═════ Record set

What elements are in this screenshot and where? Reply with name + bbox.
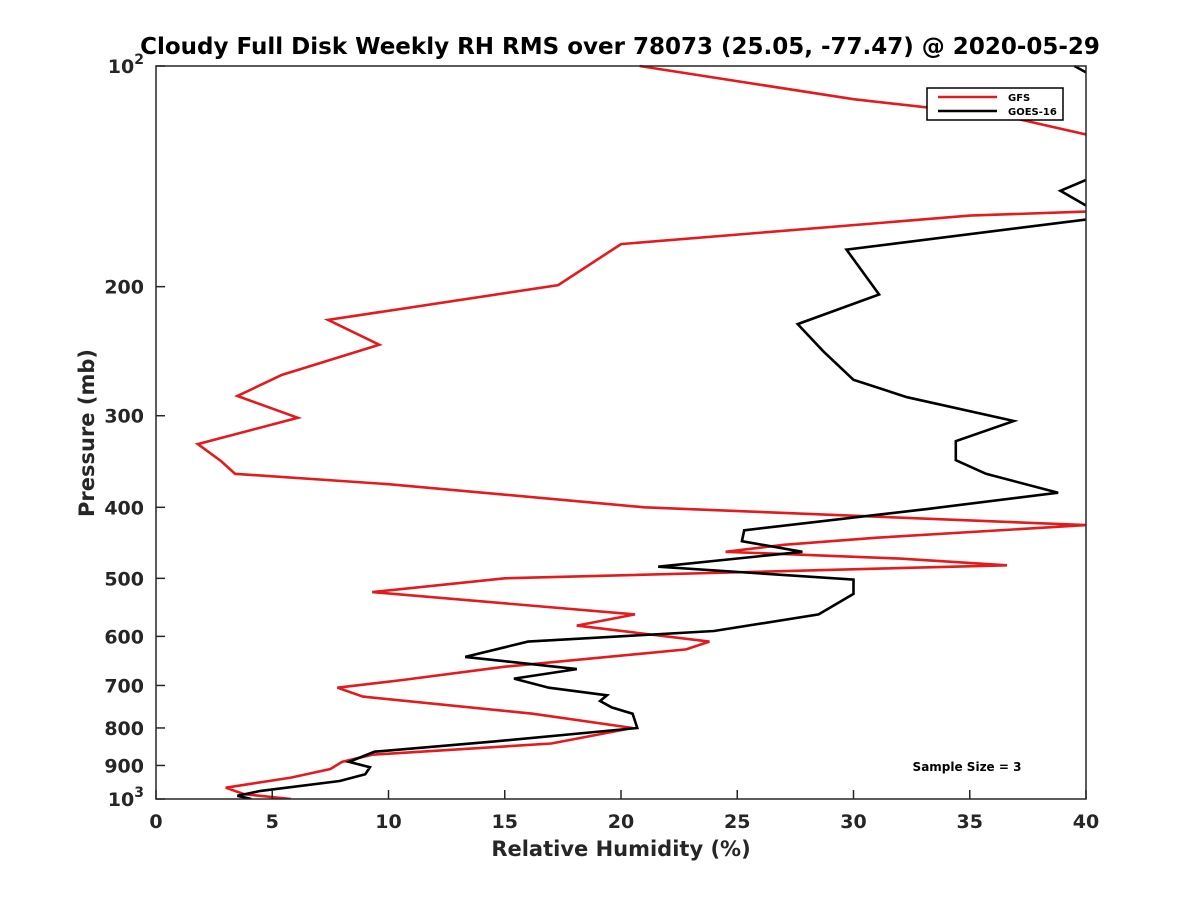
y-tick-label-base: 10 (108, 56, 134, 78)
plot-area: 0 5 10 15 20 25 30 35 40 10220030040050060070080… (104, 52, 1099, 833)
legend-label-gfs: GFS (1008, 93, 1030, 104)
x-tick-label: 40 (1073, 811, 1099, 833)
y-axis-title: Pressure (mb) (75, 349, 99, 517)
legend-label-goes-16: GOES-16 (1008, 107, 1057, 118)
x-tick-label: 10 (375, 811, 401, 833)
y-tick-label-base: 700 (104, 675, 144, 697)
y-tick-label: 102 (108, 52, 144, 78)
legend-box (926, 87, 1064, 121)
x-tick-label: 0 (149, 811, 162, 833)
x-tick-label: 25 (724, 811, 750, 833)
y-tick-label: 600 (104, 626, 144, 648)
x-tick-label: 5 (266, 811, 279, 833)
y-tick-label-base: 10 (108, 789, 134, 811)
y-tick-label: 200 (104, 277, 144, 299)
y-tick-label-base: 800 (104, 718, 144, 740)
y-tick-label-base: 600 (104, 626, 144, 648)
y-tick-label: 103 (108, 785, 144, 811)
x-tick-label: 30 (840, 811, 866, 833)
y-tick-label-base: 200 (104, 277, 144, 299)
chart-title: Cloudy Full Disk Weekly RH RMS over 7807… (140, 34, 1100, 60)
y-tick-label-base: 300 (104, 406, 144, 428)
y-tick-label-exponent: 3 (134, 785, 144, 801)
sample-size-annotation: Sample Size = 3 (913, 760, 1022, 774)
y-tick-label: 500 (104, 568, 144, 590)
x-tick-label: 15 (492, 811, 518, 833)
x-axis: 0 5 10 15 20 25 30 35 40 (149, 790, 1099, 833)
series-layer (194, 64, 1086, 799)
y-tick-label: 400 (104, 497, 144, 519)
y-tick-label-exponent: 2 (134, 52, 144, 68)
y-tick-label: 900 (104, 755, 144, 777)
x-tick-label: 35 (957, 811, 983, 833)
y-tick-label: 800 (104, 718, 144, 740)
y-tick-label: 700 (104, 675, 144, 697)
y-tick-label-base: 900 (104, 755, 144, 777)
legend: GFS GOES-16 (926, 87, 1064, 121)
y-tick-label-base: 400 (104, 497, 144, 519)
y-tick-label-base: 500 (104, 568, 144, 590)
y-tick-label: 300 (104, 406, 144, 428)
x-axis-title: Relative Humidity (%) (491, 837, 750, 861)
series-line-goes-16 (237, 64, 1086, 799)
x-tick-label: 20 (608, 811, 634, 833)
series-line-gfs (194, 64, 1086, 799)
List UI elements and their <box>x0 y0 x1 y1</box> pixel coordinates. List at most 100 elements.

══════════

● Problem to solve
Return every line of the entries above unchanged, leaving out the pictures.

● Result of this exercise
What elements are in this screenshot and where? Reply with name + bbox.
y-tick-label-base: 10 (108, 56, 134, 78)
plot-area: 0 5 10 15 20 25 30 35 40 10220030040050060070080… (104, 52, 1099, 833)
legend-label-gfs: GFS (1008, 93, 1030, 104)
x-tick-label: 40 (1073, 811, 1099, 833)
y-axis-title: Pressure (mb) (75, 349, 99, 517)
legend-label-goes-16: GOES-16 (1008, 107, 1057, 118)
x-tick-label: 10 (375, 811, 401, 833)
y-tick-label-base: 700 (104, 675, 144, 697)
y-tick-label: 102 (108, 52, 144, 78)
legend-box (926, 87, 1064, 121)
x-tick-label: 0 (149, 811, 162, 833)
x-tick-label: 25 (724, 811, 750, 833)
y-tick-label: 600 (104, 626, 144, 648)
x-tick-label: 5 (266, 811, 279, 833)
y-tick-label-base: 10 (108, 789, 134, 811)
y-tick-label: 200 (104, 277, 144, 299)
y-tick-label-base: 800 (104, 718, 144, 740)
y-tick-label-base: 600 (104, 626, 144, 648)
y-tick-label: 103 (108, 785, 144, 811)
x-tick-label: 30 (840, 811, 866, 833)
y-tick-label-base: 200 (104, 277, 144, 299)
chart-title: Cloudy Full Disk Weekly RH RMS over 7807… (140, 34, 1100, 60)
y-tick-label-base: 300 (104, 406, 144, 428)
y-tick-label-exponent: 3 (134, 785, 144, 801)
sample-size-annotation: Sample Size = 3 (913, 760, 1022, 774)
y-tick-label: 500 (104, 568, 144, 590)
x-tick-label: 15 (492, 811, 518, 833)
x-axis: 0 5 10 15 20 25 30 35 40 (149, 790, 1099, 833)
series-layer (194, 64, 1086, 799)
y-tick-label: 400 (104, 497, 144, 519)
y-tick-label-exponent: 2 (134, 52, 144, 68)
y-tick-label: 900 (104, 755, 144, 777)
x-tick-label: 35 (957, 811, 983, 833)
y-tick-label: 800 (104, 718, 144, 740)
y-tick-label: 700 (104, 675, 144, 697)
y-tick-label-base: 900 (104, 755, 144, 777)
legend: GFS GOES-16 (926, 87, 1064, 121)
y-tick-label-base: 400 (104, 497, 144, 519)
y-tick-label-base: 500 (104, 568, 144, 590)
y-tick-label: 300 (104, 406, 144, 428)
x-axis-title: Relative Humidity (%) (491, 837, 750, 861)
series-line-goes-16 (237, 64, 1086, 799)
x-tick-label: 20 (608, 811, 634, 833)
series-line-gfs (194, 64, 1086, 799)
List UI elements and their <box>x0 y0 x1 y1</box> pixel coordinates. List at most 100 elements.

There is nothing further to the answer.